#### RECORDS SHOWN
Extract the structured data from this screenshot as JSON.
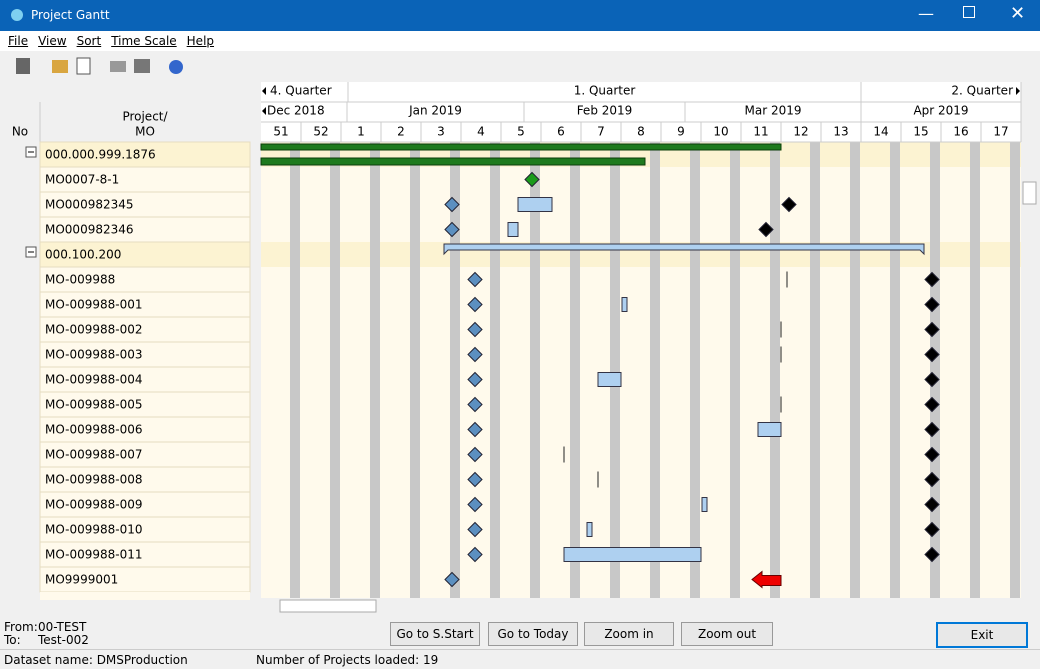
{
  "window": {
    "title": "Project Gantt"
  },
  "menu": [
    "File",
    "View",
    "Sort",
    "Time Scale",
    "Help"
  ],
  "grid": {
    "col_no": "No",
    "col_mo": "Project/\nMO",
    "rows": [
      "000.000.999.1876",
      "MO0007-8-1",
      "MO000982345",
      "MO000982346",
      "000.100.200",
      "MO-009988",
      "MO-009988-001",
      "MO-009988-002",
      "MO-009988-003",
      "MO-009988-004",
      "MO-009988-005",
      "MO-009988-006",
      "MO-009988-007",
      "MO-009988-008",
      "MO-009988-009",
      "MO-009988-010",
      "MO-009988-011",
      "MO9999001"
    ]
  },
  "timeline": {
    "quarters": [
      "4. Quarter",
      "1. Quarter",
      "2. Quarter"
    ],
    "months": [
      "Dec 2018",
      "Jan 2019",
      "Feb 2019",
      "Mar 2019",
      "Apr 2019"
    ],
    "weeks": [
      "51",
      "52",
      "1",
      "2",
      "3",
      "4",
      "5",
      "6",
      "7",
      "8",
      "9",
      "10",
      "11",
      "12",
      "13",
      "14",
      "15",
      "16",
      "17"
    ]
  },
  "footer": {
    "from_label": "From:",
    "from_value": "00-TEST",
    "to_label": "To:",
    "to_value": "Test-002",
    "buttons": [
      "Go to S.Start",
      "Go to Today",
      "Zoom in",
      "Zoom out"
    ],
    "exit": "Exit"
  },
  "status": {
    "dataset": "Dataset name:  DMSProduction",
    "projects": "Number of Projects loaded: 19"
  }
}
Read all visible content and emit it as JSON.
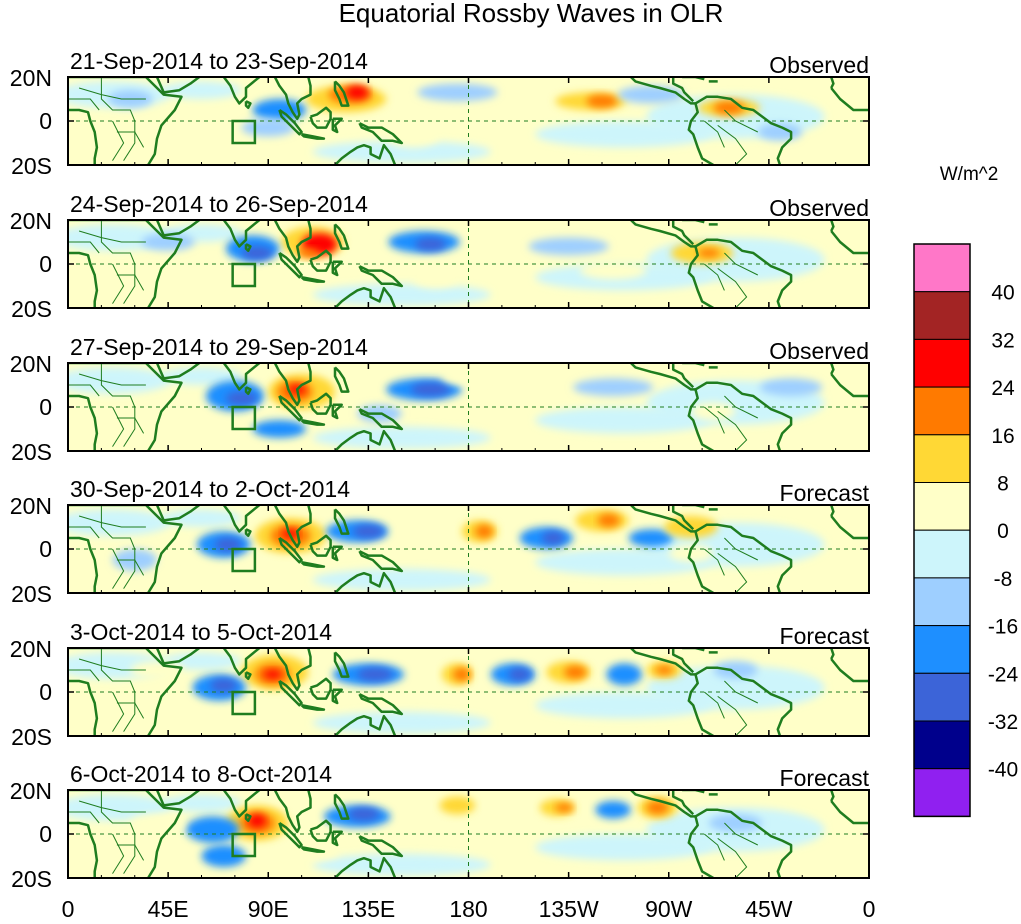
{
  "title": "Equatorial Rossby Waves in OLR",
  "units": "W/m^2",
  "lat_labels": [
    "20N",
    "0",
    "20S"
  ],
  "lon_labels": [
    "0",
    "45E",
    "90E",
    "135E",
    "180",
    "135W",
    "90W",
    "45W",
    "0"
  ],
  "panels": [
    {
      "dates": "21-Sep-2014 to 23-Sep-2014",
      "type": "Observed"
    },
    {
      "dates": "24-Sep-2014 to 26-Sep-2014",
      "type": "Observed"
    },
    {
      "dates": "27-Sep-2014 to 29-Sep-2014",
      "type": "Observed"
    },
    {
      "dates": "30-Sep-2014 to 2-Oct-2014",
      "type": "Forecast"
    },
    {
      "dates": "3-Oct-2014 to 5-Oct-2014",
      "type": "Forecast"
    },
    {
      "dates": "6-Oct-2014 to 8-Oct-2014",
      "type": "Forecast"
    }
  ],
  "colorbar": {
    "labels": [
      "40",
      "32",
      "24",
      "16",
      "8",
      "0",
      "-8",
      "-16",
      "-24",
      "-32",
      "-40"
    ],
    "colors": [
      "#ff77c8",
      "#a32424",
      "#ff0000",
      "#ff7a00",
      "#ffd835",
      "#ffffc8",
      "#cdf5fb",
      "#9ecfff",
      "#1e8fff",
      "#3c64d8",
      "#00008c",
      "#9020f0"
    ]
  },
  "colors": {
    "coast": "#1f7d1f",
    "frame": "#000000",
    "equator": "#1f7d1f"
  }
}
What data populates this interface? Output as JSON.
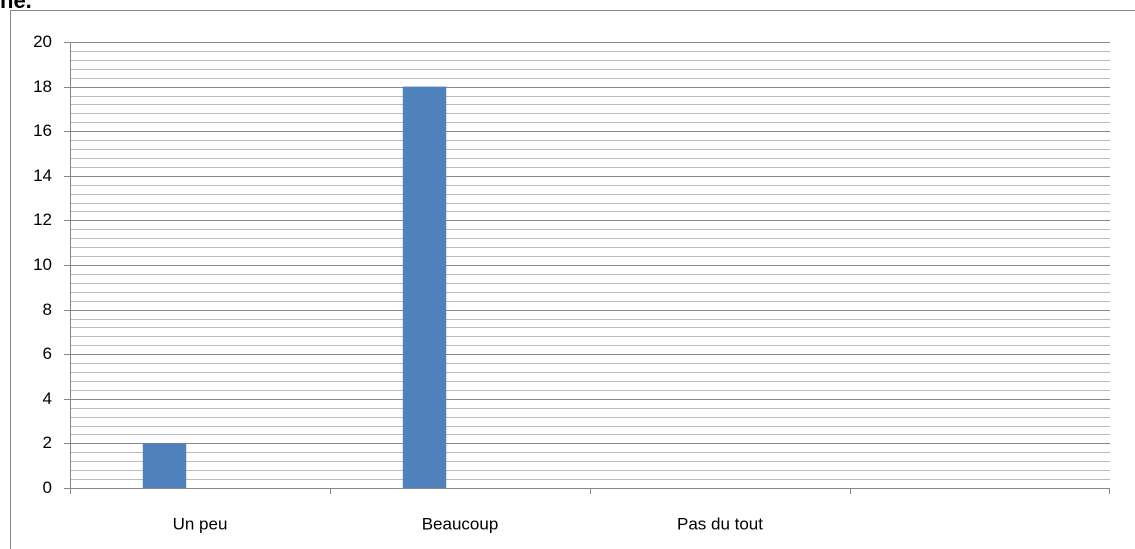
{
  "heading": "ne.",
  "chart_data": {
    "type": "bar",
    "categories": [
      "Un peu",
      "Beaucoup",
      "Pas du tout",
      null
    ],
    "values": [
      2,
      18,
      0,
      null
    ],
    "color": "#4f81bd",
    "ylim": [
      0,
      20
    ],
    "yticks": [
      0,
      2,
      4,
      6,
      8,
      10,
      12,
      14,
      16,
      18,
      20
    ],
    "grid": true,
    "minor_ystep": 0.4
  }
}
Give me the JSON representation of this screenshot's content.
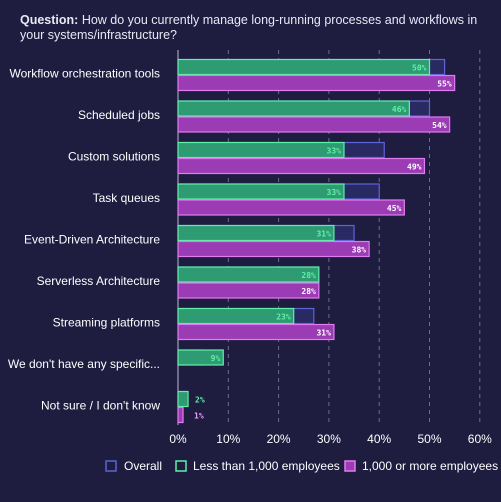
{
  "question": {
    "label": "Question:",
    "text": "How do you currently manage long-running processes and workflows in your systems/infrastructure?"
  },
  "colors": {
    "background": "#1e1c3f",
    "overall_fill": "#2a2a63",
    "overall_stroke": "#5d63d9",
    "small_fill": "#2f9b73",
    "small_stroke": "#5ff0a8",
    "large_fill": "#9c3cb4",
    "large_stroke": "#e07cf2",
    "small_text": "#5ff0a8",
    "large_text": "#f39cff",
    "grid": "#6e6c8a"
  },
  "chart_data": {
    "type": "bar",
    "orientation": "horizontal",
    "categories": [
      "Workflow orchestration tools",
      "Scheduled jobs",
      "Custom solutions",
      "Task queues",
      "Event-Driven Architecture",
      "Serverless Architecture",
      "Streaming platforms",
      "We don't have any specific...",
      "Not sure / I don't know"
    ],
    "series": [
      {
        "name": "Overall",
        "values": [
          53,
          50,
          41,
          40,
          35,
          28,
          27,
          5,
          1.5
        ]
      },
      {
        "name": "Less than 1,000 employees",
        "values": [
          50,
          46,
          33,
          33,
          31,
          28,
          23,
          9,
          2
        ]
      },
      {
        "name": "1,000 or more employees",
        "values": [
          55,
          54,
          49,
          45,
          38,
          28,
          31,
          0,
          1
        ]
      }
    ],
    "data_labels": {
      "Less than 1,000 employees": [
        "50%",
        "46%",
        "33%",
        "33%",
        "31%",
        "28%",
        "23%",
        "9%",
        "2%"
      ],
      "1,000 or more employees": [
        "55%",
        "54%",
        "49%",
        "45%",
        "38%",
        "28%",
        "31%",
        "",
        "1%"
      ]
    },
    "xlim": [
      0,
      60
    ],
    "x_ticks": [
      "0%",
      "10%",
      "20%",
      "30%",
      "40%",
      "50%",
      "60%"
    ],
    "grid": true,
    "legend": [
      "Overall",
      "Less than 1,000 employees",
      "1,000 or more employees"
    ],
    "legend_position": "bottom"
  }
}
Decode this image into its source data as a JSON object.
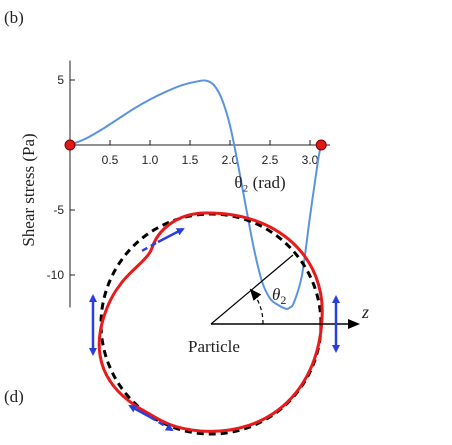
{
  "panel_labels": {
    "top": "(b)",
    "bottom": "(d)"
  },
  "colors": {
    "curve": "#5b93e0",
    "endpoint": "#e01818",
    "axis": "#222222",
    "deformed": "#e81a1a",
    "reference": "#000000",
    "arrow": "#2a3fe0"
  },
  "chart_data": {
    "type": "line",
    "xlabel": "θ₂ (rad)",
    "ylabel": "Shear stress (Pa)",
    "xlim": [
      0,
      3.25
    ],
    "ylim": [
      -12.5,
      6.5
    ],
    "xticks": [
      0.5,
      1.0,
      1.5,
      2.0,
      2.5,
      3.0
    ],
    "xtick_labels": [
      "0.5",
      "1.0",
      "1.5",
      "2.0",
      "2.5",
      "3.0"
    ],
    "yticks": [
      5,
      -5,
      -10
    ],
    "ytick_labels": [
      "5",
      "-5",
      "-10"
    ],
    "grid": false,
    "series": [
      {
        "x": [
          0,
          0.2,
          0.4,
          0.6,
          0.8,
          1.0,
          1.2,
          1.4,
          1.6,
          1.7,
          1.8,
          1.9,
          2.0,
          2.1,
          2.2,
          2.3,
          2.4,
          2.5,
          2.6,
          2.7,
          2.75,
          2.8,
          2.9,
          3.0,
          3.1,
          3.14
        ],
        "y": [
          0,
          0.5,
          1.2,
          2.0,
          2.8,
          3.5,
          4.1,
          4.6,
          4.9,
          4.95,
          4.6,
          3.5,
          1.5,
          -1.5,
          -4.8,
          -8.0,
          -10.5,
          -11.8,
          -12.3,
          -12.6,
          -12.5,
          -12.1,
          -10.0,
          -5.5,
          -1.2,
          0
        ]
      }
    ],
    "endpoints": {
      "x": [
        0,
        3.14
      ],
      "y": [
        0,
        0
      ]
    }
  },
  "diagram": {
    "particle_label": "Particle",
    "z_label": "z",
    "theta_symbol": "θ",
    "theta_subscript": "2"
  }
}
########
**WHAT THE TASK ASKS:** The required output is the number of lines containing the word "content", and nothing besides.

**WRITTEN REPLY:** 2